## EXERCISE REQUIREMENTS
Lines holding the string "последовательный" are the ones to copy from this listing.

─── LISTING ───

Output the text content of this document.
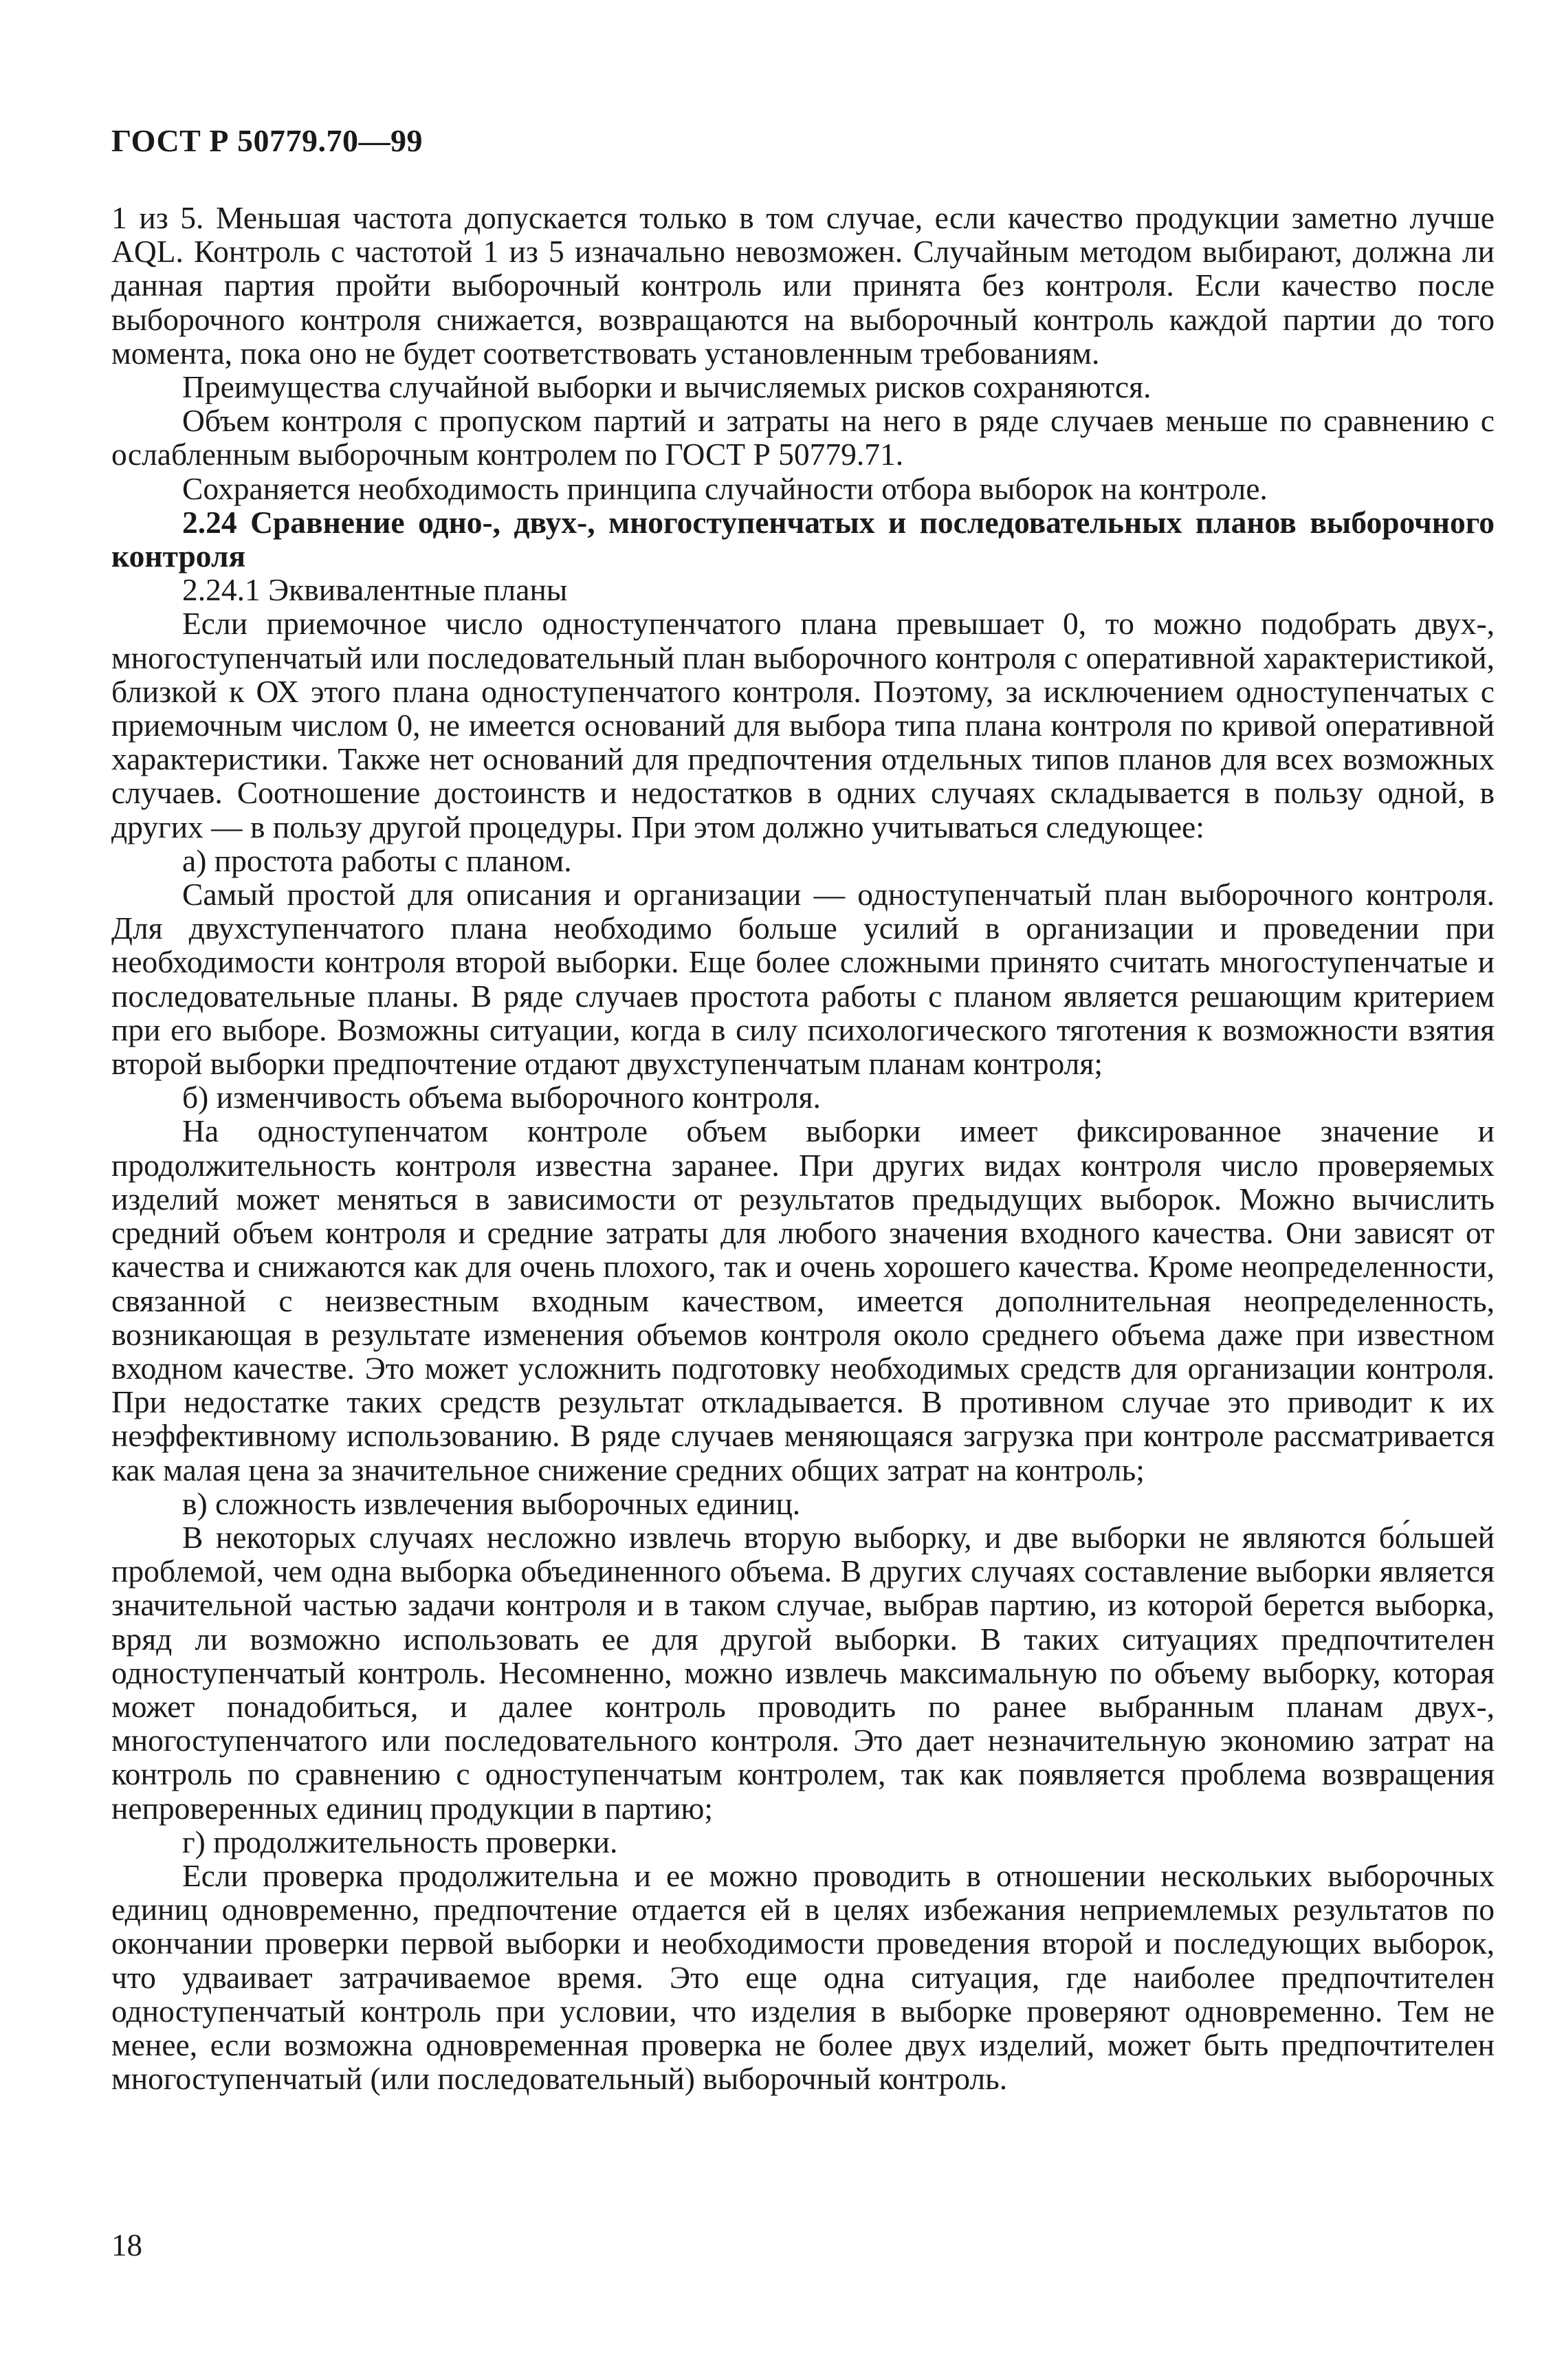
ГОСТ Р 50779.70—99

1 из 5. Меньшая частота допускается только в том случае, если качество продукции заметно лучше AQL. Контроль с частотой 1 из 5 изначально невозможен. Случайным методом выбирают, должна ли данная партия пройти выборочный контроль или принята без контроля. Если качество после выборочного контроля снижается, возвращаются на выборочный контроль каждой партии до того момента, пока оно не будет соответствовать установленным требованиям.

Преимущества случайной выборки и вычисляемых рисков сохраняются.

Объем контроля с пропуском партий и затраты на него в ряде случаев меньше по сравнению с ослабленным выборочным контролем по ГОСТ Р 50779.71.

Сохраняется необходимость принципа случайности отбора выборок на контроле.

2.24 Сравнение одно-, двух-, многоступенчатых и последовательных планов выборочного контроля

2.24.1 Эквивалентные планы

Если приемочное число одноступенчатого плана превышает 0, то можно подобрать двух-, многоступенчатый или последовательный план выборочного контроля с оперативной характеристикой, близкой к ОХ этого плана одноступенчатого контроля. Поэтому, за исключением одноступенчатых с приемочным числом 0, не имеется оснований для выбора типа плана контроля по кривой оперативной характеристики. Также нет оснований для предпочтения отдельных типов планов для всех возможных случаев. Соотношение достоинств и недостатков в одних случаях складывается в пользу одной, в других — в пользу другой процедуры. При этом должно учитываться следующее:

а) простота работы с планом.

Самый простой для описания и организации — одноступенчатый план выборочного контроля. Для двухступенчатого плана необходимо больше усилий в организации и проведении при необходимости контроля второй выборки. Еще более сложными принято считать многоступенчатые и последовательные планы. В ряде случаев простота работы с планом является решающим критерием при его выборе. Возможны ситуации, когда в силу психологического тяготения к возможности взятия второй выборки предпочтение отдают двухступенчатым планам контроля;

б) изменчивость объема выборочного контроля.

На одноступенчатом контроле объем выборки имеет фиксированное значение и продолжительность контроля известна заранее. При других видах контроля число проверяемых изделий может меняться в зависимости от результатов предыдущих выборок. Можно вычислить средний объем контроля и средние затраты для любого значения входного качества. Они зависят от качества и снижаются как для очень плохого, так и очень хорошего качества. Кроме неопределенности, связанной с неизвестным входным качеством, имеется дополнительная неопределенность, возникающая в результате изменения объемов контроля около среднего объема даже при известном входном качестве. Это может усложнить подготовку необходимых средств для организации контроля. При недостатке таких средств результат откладывается. В противном случае это приводит к их неэффективному использованию. В ряде случаев меняющаяся загрузка при контроле рассматривается как малая цена за значительное снижение средних общих затрат на контроль;

в) сложность извлечения выборочных единиц.

В некоторых случаях несложно извлечь вторую выборку, и две выборки не являются бо́льшей проблемой, чем одна выборка объединенного объема. В других случаях составление выборки является значительной частью задачи контроля и в таком случае, выбрав партию, из которой берется выборка, вряд ли возможно использовать ее для другой выборки. В таких ситуациях предпочтителен одноступенчатый контроль. Несомненно, можно извлечь максимальную по объему выборку, которая может понадобиться, и далее контроль проводить по ранее выбранным планам двух-, многоступенчатого или последовательного контроля. Это дает незначительную экономию затрат на контроль по сравнению с одноступенчатым контролем, так как появляется проблема возвращения непроверенных единиц продукции в партию;

г) продолжительность проверки.

Если проверка продолжительна и ее можно проводить в отношении нескольких выборочных единиц одновременно, предпочтение отдается ей в целях избежания неприемлемых результатов по окончании проверки первой выборки и необходимости проведения второй и последующих выборок, что удваивает затрачиваемое время. Это еще одна ситуация, где наиболее предпочтителен одноступенчатый контроль при условии, что изделия в выборке проверяют одновременно. Тем не менее, если возможна одновременная проверка не более двух изделий, может быть предпочтителен многоступенчатый (или последовательный) выборочный контроль.

18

───

## WORKED SOLUTION
Если приемочное число одноступенчатого плана превышает 0, то можно подобрать двух-, многоступенчатый или последовательный план выборочного контроля с оперативной характеристикой, близкой к ОХ этого плана одноступенчатого контроля. Поэтому, за исключением одноступенчатых с приемочным числом 0, не имеется оснований для выбора типа плана контроля по кривой оперативной характеристики. Также нет оснований для предпочтения отдельных типов планов для всех возможных случаев. Соотношение достоинств и недостатков в одних случаях складывается в пользу одной, в других — в пользу другой процедуры. При этом должно учитываться следующее:
Если проверка продолжительна и ее можно проводить в отношении нескольких выборочных единиц одновременно, предпочтение отдается ей в целях избежания неприемлемых результатов по окончании проверки первой выборки и необходимости проведения второй и последующих выборок, что удваивает затрачиваемое время. Это еще одна ситуация, где наиболее предпочтителен одноступенчатый контроль при условии, что изделия в выборке проверяют одновременно. Тем не менее, если возможна одновременная проверка не более двух изделий, может быть предпочтителен многоступенчатый (или последовательный) выборочный контроль.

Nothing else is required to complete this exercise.